* WRITTEN INSTRUCTION
Exclude all pictures, then copy each of the records exactly as written.

* SUPPLIED MATERIAL
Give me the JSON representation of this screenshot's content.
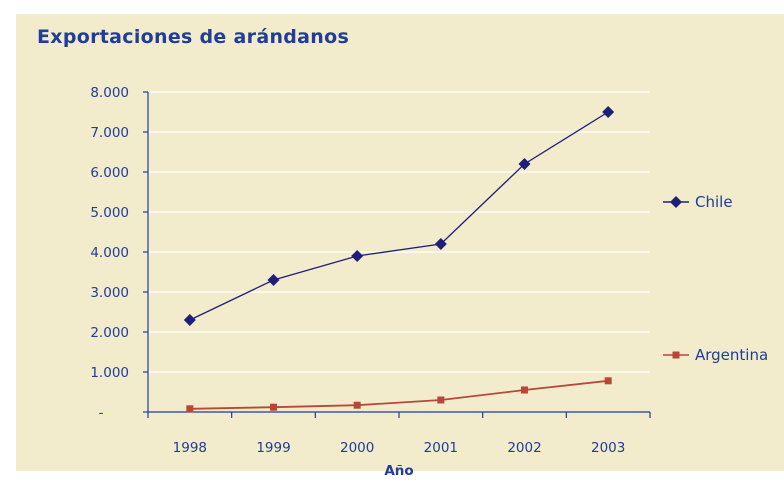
{
  "chart_data": {
    "type": "line",
    "title": "Exportaciones de arándanos",
    "xlabel": "Año",
    "ylabel": "",
    "categories": [
      "1998",
      "1999",
      "2000",
      "2001",
      "2002",
      "2003"
    ],
    "yticks": [
      "-",
      "1.000",
      "2.000",
      "3.000",
      "4.000",
      "5.000",
      "6.000",
      "7.000",
      "8.000"
    ],
    "ylim": [
      0,
      8000
    ],
    "grid": true,
    "legend": "right",
    "series": [
      {
        "name": "Chile",
        "values": [
          2300,
          3300,
          3900,
          4200,
          6200,
          7500
        ],
        "color": "#1f1f7a",
        "marker": "diamond"
      },
      {
        "name": "Argentina",
        "values": [
          80,
          120,
          170,
          300,
          550,
          780
        ],
        "color": "#b8473a",
        "marker": "square"
      }
    ],
    "colors": {
      "background": "#f2eccc",
      "text": "#1f3d99",
      "grid": "#ffffff"
    }
  }
}
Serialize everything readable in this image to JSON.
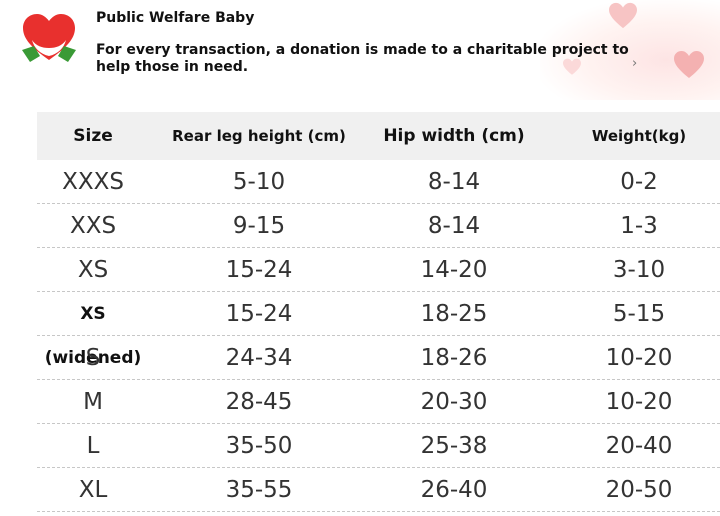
{
  "banner": {
    "title": "Public Welfare Baby",
    "text": "For every transaction, a donation is made to a charitable project to help those in need.",
    "arrow": "›",
    "logo_icon": "heart-hands-icon",
    "colors": {
      "heart": "#e8302e",
      "leaf": "#3a9a36"
    }
  },
  "table": {
    "headers": [
      "Size",
      "Rear leg height (cm)",
      "Hip width (cm)",
      "Weight(kg)"
    ],
    "rows": [
      {
        "size": "XXXS",
        "leg": "5-10",
        "hip": "8-14",
        "weight": "0-2"
      },
      {
        "size": "XXS",
        "leg": "9-15",
        "hip": "8-14",
        "weight": "1-3"
      },
      {
        "size": "XS",
        "leg": "15-24",
        "hip": "14-20",
        "weight": "3-10"
      },
      {
        "size": "XS (widened)",
        "leg": "15-24",
        "hip": "18-25",
        "weight": "5-15"
      },
      {
        "size": "S",
        "leg": "24-34",
        "hip": "18-26",
        "weight": "10-20"
      },
      {
        "size": "M",
        "leg": "28-45",
        "hip": "20-30",
        "weight": "10-20"
      },
      {
        "size": "L",
        "leg": "35-50",
        "hip": "25-38",
        "weight": "20-40"
      },
      {
        "size": "XL",
        "leg": "35-55",
        "hip": "26-40",
        "weight": "20-50"
      }
    ]
  }
}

* ANSWER TO THIS EXERCISE
Give me the JSON representation of this screenshot's content.
{
  "chart_data": {
    "type": "line",
    "title": "Exportaciones de arándanos",
    "xlabel": "Año",
    "ylabel": "",
    "categories": [
      "1998",
      "1999",
      "2000",
      "2001",
      "2002",
      "2003"
    ],
    "yticks": [
      "-",
      "1.000",
      "2.000",
      "3.000",
      "4.000",
      "5.000",
      "6.000",
      "7.000",
      "8.000"
    ],
    "ylim": [
      0,
      8000
    ],
    "grid": true,
    "legend": "right",
    "series": [
      {
        "name": "Chile",
        "values": [
          2300,
          3300,
          3900,
          4200,
          6200,
          7500
        ],
        "color": "#1f1f7a",
        "marker": "diamond"
      },
      {
        "name": "Argentina",
        "values": [
          80,
          120,
          170,
          300,
          550,
          780
        ],
        "color": "#b8473a",
        "marker": "square"
      }
    ],
    "colors": {
      "background": "#f2eccc",
      "text": "#1f3d99",
      "grid": "#ffffff"
    }
  }
}
Serialize everything readable in this image to JSON.
{
  "banner": {
    "title": "Public Welfare Baby",
    "text": "For every transaction, a donation is made to a charitable project to help those in need.",
    "arrow": "›",
    "logo_icon": "heart-hands-icon",
    "colors": {
      "heart": "#e8302e",
      "leaf": "#3a9a36"
    }
  },
  "table": {
    "headers": [
      "Size",
      "Rear leg height (cm)",
      "Hip width (cm)",
      "Weight(kg)"
    ],
    "rows": [
      {
        "size": "XXXS",
        "leg": "5-10",
        "hip": "8-14",
        "weight": "0-2"
      },
      {
        "size": "XXS",
        "leg": "9-15",
        "hip": "8-14",
        "weight": "1-3"
      },
      {
        "size": "XS",
        "leg": "15-24",
        "hip": "14-20",
        "weight": "3-10"
      },
      {
        "size": "XS (widened)",
        "leg": "15-24",
        "hip": "18-25",
        "weight": "5-15"
      },
      {
        "size": "S",
        "leg": "24-34",
        "hip": "18-26",
        "weight": "10-20"
      },
      {
        "size": "M",
        "leg": "28-45",
        "hip": "20-30",
        "weight": "10-20"
      },
      {
        "size": "L",
        "leg": "35-50",
        "hip": "25-38",
        "weight": "20-40"
      },
      {
        "size": "XL",
        "leg": "35-55",
        "hip": "26-40",
        "weight": "20-50"
      }
    ]
  }
}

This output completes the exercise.